**INPUT FOR THIS TASK**

══════

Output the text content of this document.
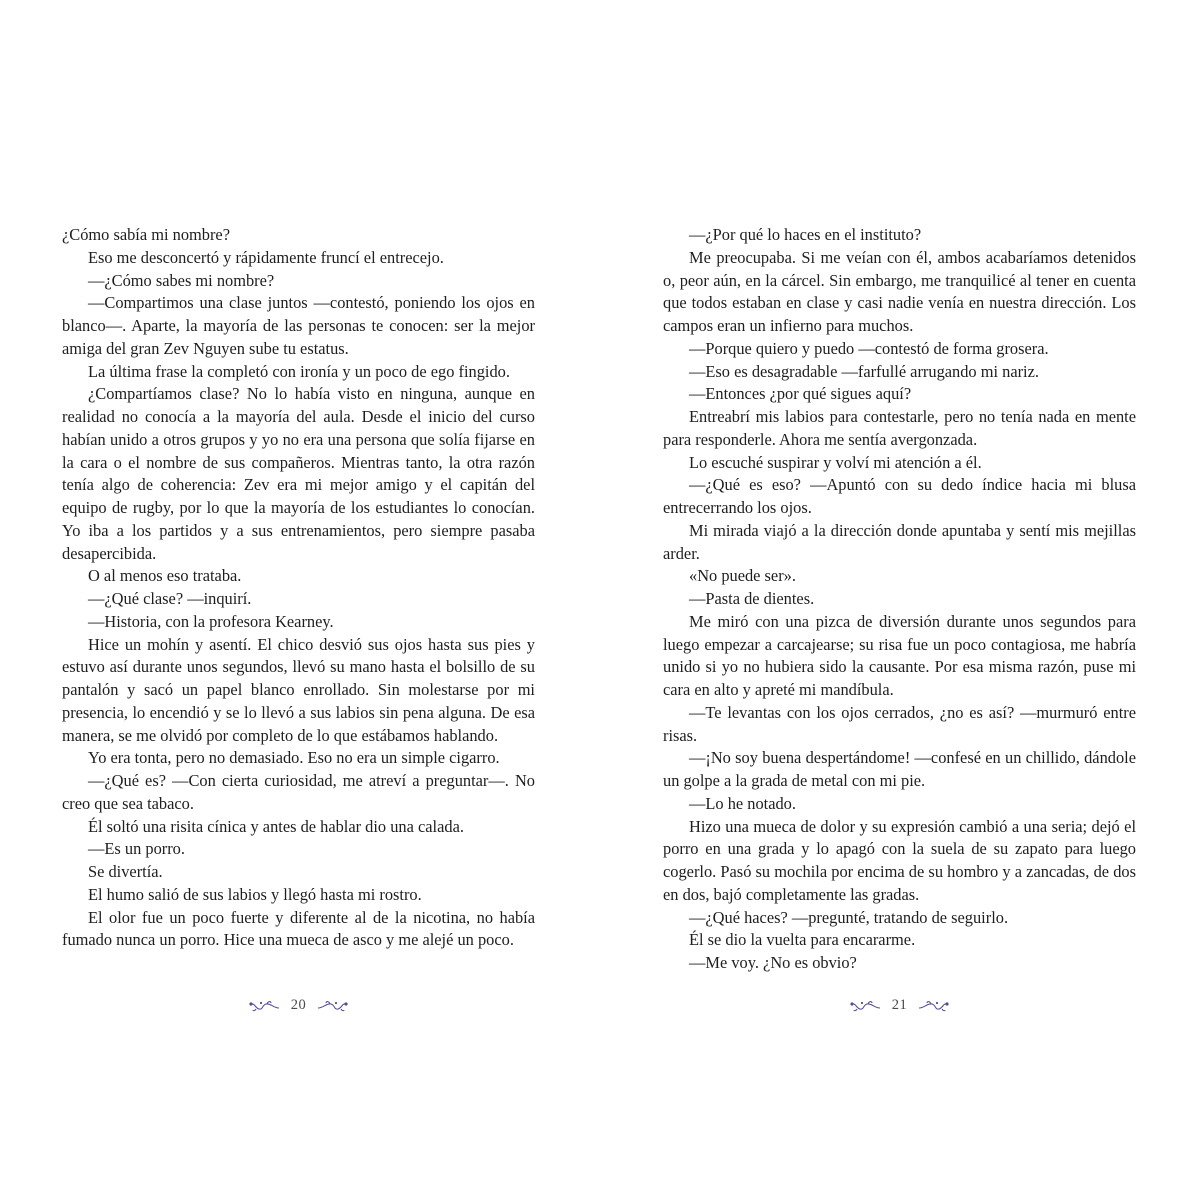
¿Cómo sabía mi nombre?

Eso me desconcertó y rápidamente fruncí el entrecejo.

—¿Cómo sabes mi nombre?

—Compartimos una clase juntos —contestó, poniendo los ojos en blanco—. Aparte, la mayoría de las personas te conocen: ser la mejor amiga del gran Zev Nguyen sube tu estatus.

La última frase la completó con ironía y un poco de ego fingido.

¿Compartíamos clase? No lo había visto en ninguna, aunque en realidad no conocía a la mayoría del aula. Desde el inicio del curso habían unido a otros grupos y yo no era una persona que solía fijarse en la cara o el nombre de sus compañeros. Mientras tanto, la otra razón tenía algo de coherencia: Zev era mi mejor amigo y el capitán del equipo de rugby, por lo que la mayoría de los estudiantes lo conocían. Yo iba a los partidos y a sus entrenamientos, pero siempre pasaba desapercibida.

O al menos eso trataba.

—¿Qué clase? —inquirí.

—Historia, con la profesora Kearney.

Hice un mohín y asentí. El chico desvió sus ojos hasta sus pies y estuvo así durante unos segundos, llevó su mano hasta el bolsillo de su pantalón y sacó un papel blanco enrollado. Sin molestarse por mi presencia, lo encendió y se lo llevó a sus labios sin pena alguna. De esa manera, se me olvidó por completo de lo que estábamos hablando.

Yo era tonta, pero no demasiado. Eso no era un simple cigarro.

—¿Qué es? —Con cierta curiosidad, me atreví a preguntar—. No creo que sea tabaco.

Él soltó una risita cínica y antes de hablar dio una calada.

—Es un porro.

Se divertía.

El humo salió de sus labios y llegó hasta mi rostro.

El olor fue un poco fuerte y diferente al de la nicotina, no había fumado nunca un porro. Hice una mueca de asco y me alejé un poco.

20

—¿Por qué lo haces en el instituto?

Me preocupaba. Si me veían con él, ambos acabaríamos detenidos o, peor aún, en la cárcel. Sin embargo, me tranquilicé al tener en cuenta que todos estaban en clase y casi nadie venía en nuestra dirección. Los campos eran un infierno para muchos.

—Porque quiero y puedo —contestó de forma grosera.

—Eso es desagradable —farfullé arrugando mi nariz.

—Entonces ¿por qué sigues aquí?

Entreabrí mis labios para contestarle, pero no tenía nada en mente para responderle. Ahora me sentía avergonzada.

Lo escuché suspirar y volví mi atención a él.

—¿Qué es eso? —Apuntó con su dedo índice hacia mi blusa entrecerrando los ojos.

Mi mirada viajó a la dirección donde apuntaba y sentí mis mejillas arder.

«No puede ser».

—Pasta de dientes.

Me miró con una pizca de diversión durante unos segundos para luego empezar a carcajearse; su risa fue un poco contagiosa, me habría unido si yo no hubiera sido la causante. Por esa misma razón, puse mi cara en alto y apreté mi mandíbula.

—Te levantas con los ojos cerrados, ¿no es así? —murmuró entre risas.

—¡No soy buena despertándome! —confesé en un chillido, dándole un golpe a la grada de metal con mi pie.

—Lo he notado.

Hizo una mueca de dolor y su expresión cambió a una seria; dejó el porro en una grada y lo apagó con la suela de su zapato para luego cogerlo. Pasó su mochila por encima de su hombro y a zancadas, de dos en dos, bajó completamente las gradas.

—¿Qué haces? —pregunté, tratando de seguirlo.

Él se dio la vuelta para encararme.

—Me voy. ¿No es obvio?

21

══════

**WHAT YOU NEED TO DO**
Find the word "Cómo" in the entries, and copy every line it shows up in.

**EXPECTED OUTPUT**
¿Cómo sabía mi nombre?
—¿Cómo sabes mi nombre?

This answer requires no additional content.